====== Extracted information
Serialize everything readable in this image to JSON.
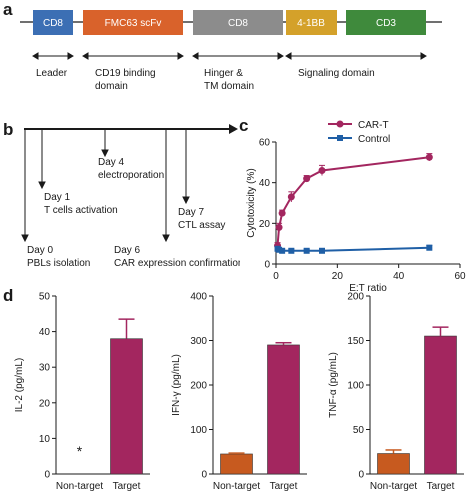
{
  "panels": {
    "a": "a",
    "b": "b",
    "c": "c",
    "d": "d"
  },
  "panel_a": {
    "segments": [
      {
        "label": "CD8",
        "color": "#3c6fb4"
      },
      {
        "label": "FMC63 scFv",
        "color": "#d9622b"
      },
      {
        "label": "CD8",
        "color": "#8c8c8c"
      },
      {
        "label": "4-1BB",
        "color": "#d4a12a"
      },
      {
        "label": "CD3",
        "color": "#3f8a3c"
      }
    ],
    "domains": [
      {
        "line1": "Leader",
        "line2": ""
      },
      {
        "line1": "CD19 binding",
        "line2": "domain"
      },
      {
        "line1": "Hinger &",
        "line2": "TM domain"
      },
      {
        "line1": "Signaling domain",
        "line2": ""
      }
    ]
  },
  "panel_b": {
    "events": [
      {
        "line1": "Day 0",
        "line2": "PBLs isolation"
      },
      {
        "line1": "Day 1",
        "line2": "T cells activation"
      },
      {
        "line1": "Day 4",
        "line2": "electroporation"
      },
      {
        "line1": "Day 6",
        "line2": "CAR expression confirmation"
      },
      {
        "line1": "Day 7",
        "line2": "CTL assay"
      }
    ]
  },
  "chart_data": [
    {
      "type": "line",
      "panel": "c",
      "xlabel": "E:T ratio",
      "ylabel": "Cytotoxicity (%)",
      "xlim": [
        0,
        60
      ],
      "ylim": [
        0,
        60
      ],
      "xticks": [
        0,
        20,
        40,
        60
      ],
      "yticks": [
        0,
        20,
        40,
        60
      ],
      "legend_position": "top-right",
      "series": [
        {
          "name": "CAR-T",
          "color": "#a3265f",
          "marker": "circle",
          "x": [
            0.5,
            1,
            2,
            5,
            10,
            15,
            50
          ],
          "y": [
            9,
            18,
            25,
            33,
            42,
            46,
            52.5
          ],
          "err": [
            1.5,
            2,
            1.5,
            2.5,
            1.5,
            2.5,
            1.8
          ]
        },
        {
          "name": "Control",
          "color": "#1f5fa6",
          "marker": "square",
          "x": [
            0.5,
            1,
            2,
            5,
            10,
            15,
            50
          ],
          "y": [
            7.5,
            7,
            6.5,
            6.5,
            6.5,
            6.5,
            8
          ],
          "err": [
            1,
            0.8,
            0.8,
            0.8,
            0.8,
            0.8,
            1.2
          ]
        }
      ]
    },
    {
      "type": "bar",
      "panel": "d",
      "categories": [
        "Non-target",
        "Target"
      ],
      "values": [
        0,
        38
      ],
      "errors": [
        0,
        5.5
      ],
      "colors": [
        "#c75a1f",
        "#a3265f"
      ],
      "ylabel": "IL-2 (pg/mL)",
      "ylim": [
        0,
        50
      ],
      "yticks": [
        0,
        10,
        20,
        30,
        40,
        50
      ],
      "annotation": "*"
    },
    {
      "type": "bar",
      "panel": "d",
      "categories": [
        "Non-target",
        "Target"
      ],
      "values": [
        45,
        290
      ],
      "errors": [
        2,
        5
      ],
      "colors": [
        "#c75a1f",
        "#a3265f"
      ],
      "ylabel": "IFN-γ (pg/mL)",
      "ylim": [
        0,
        400
      ],
      "yticks": [
        0,
        100,
        200,
        300,
        400
      ]
    },
    {
      "type": "bar",
      "panel": "d",
      "categories": [
        "Non-target",
        "Target"
      ],
      "values": [
        23,
        155
      ],
      "errors": [
        4,
        10
      ],
      "colors": [
        "#c75a1f",
        "#a3265f"
      ],
      "ylabel": "TNF-α (pg/mL)",
      "ylim": [
        0,
        200
      ],
      "yticks": [
        0,
        50,
        100,
        150,
        200
      ]
    }
  ]
}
============
Problem. Search the entries above for "ylabel". Show every line that has it.

Solution for this task.
      "ylabel": "Cytotoxicity (%)",
      "ylabel": "IL-2 (pg/mL)",
      "ylabel": "IFN-γ (pg/mL)",
      "ylabel": "TNF-α (pg/mL)",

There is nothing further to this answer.